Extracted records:
┌──
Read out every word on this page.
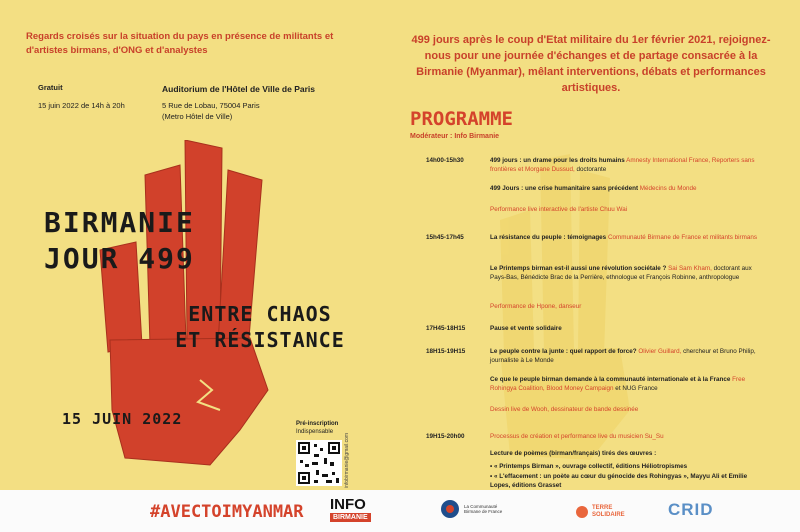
Regards croisés sur la situation du pays en présence de militants et d'artistes birmans, d'ONG et d'analystes
Gratuit
15 juin 2022 de 14h à 20h
Auditorium de l'Hôtel de Ville de Paris
5 Rue de Lobau, 75004 Paris
(Metro Hôtel de Ville)
BIRMANIE
JOUR 499
ENTRE CHAOS
ET RÉSISTANCE
15 JUIN 2022	Pré-inscription
Indispensable
infobirmanie@gmail.com
499 jours après le coup d'Etat militaire du 1er février 2021, rejoignez-nous pour une journée d'échanges et de partage consacrée à la Birmanie (Myanmar), mêlant interventions, débats et performances artistiques.
PROGRAMME
Modérateur : Info Birmanie
14h00-15h30	499 jours : un drame pour les droits humains Amnesty International France, Reporters sans frontières et Morgane Dussud, doctorante
499 Jours : une crise humanitaire sans précédent Médecins du Monde
Performance live interactive de l'artiste Chuu Wai
15h45-17h45	La résistance du peuple : témoignages Communauté Birmane de France et militants birmans
Le Printemps birman est-il aussi une révolution sociétale ? Sai Sam Kham, doctorant aux Pays-Bas, Bénédicte Brac de la Perrière, ethnologue et François Robinne, anthropologue
Performance de Hpone, danseur
17H45-18H15	Pause et vente solidaire
18H15-19H15	Le peuple contre la junte : quel rapport de force? Olivier Guillard, chercheur et Bruno Philip, journaliste à Le Monde
Ce que le peuple birman demande à la communauté internationale et à la France Free Rohingya Coalition, Blood Money Campaign et NUG France
Dessin live de Wooh, dessinateur de bande dessinée
19H15-20h00	Processus de création et performance live du musicien Su_Su
Lecture de poèmes (birman/français) tirés des œuvres :
• « Printemps Birman », ouvrage collectif, éditions Héliotropismes
• « L'effacement : un poète au cœur du génocide des Rohingyas », Mayyu Ali et Emilie Lopes, éditions Grasset
#AVECTOIMYANMAR INFO
BIRMANIE
La Communauté Birmane de France
TERRE SOLIDAIRE	CRID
└──
* **What the task requires**
A faithful copy of the records above is needed, with the pictures left out.

* **Output**
Read out every word on this page.
Regards croisés sur la situation du pays en présence de militants et d'artistes birmans, d'ONG et d'analystes
Gratuit
15 juin 2022 de 14h à 20h
Auditorium de l'Hôtel de Ville de Paris
5 Rue de Lobau, 75004 Paris
(Metro Hôtel de Ville)
BIRMANIE
JOUR 499
ENTRE CHAOS
ET RÉSISTANCE
15 JUIN 2022	Pré-inscription
Indispensable
infobirmanie@gmail.com
499 jours après le coup d'Etat militaire du 1er février 2021, rejoignez-nous pour une journée d'échanges et de partage consacrée à la Birmanie (Myanmar), mêlant interventions, débats et performances artistiques.
PROGRAMME
Modérateur : Info Birmanie
14h00-15h30	499 jours : un drame pour les droits humains Amnesty International France, Reporters sans frontières et Morgane Dussud, doctorante
499 Jours : une crise humanitaire sans précédent Médecins du Monde
Performance live interactive de l'artiste Chuu Wai
15h45-17h45	La résistance du peuple : témoignages Communauté Birmane de France et militants birmans
Le Printemps birman est-il aussi une révolution sociétale ? Sai Sam Kham, doctorant aux Pays-Bas, Bénédicte Brac de la Perrière, ethnologue et François Robinne, anthropologue
Performance de Hpone, danseur
17H45-18H15	Pause et vente solidaire
18H15-19H15	Le peuple contre la junte : quel rapport de force? Olivier Guillard, chercheur et Bruno Philip, journaliste à Le Monde
Ce que le peuple birman demande à la communauté internationale et à la France Free Rohingya Coalition, Blood Money Campaign et NUG France
Dessin live de Wooh, dessinateur de bande dessinée
19H15-20h00	Processus de création et performance live du musicien Su_Su
Lecture de poèmes (birman/français) tirés des œuvres :
• « Printemps Birman », ouvrage collectif, éditions Héliotropismes
• « L'effacement : un poète au cœur du génocide des Rohingyas », Mayyu Ali et Emilie Lopes, éditions Grasset
#AVECTOIMYANMAR INFO
BIRMANIE
La Communauté Birmane de France
TERRE SOLIDAIRE	CRID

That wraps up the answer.